→ DATA SECTION:
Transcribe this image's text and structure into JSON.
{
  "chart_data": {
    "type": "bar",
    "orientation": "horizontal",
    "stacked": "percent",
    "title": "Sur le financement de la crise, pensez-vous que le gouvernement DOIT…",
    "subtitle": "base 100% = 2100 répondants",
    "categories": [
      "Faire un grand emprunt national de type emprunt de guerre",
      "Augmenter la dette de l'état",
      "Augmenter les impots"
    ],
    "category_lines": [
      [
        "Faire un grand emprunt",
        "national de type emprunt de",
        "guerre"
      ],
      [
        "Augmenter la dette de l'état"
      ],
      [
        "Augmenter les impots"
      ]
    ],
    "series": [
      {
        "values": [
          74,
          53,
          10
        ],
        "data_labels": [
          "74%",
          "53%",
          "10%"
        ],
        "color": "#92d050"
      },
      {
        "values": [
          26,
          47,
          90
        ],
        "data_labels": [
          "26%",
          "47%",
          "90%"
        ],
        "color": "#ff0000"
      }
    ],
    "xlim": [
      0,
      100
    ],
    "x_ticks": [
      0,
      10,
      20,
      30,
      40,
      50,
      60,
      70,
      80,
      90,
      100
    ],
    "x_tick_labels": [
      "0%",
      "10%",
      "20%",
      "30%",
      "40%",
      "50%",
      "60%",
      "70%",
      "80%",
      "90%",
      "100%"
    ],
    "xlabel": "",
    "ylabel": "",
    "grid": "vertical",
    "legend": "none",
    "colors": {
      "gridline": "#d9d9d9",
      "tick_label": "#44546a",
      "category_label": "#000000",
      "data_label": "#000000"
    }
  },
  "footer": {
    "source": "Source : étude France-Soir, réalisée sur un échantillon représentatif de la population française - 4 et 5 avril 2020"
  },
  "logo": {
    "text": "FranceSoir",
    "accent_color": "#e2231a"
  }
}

→ REQUIRED WORK: Report how many lines of the entries hold the string "état". Provide the number alone.

→ RESULT: 2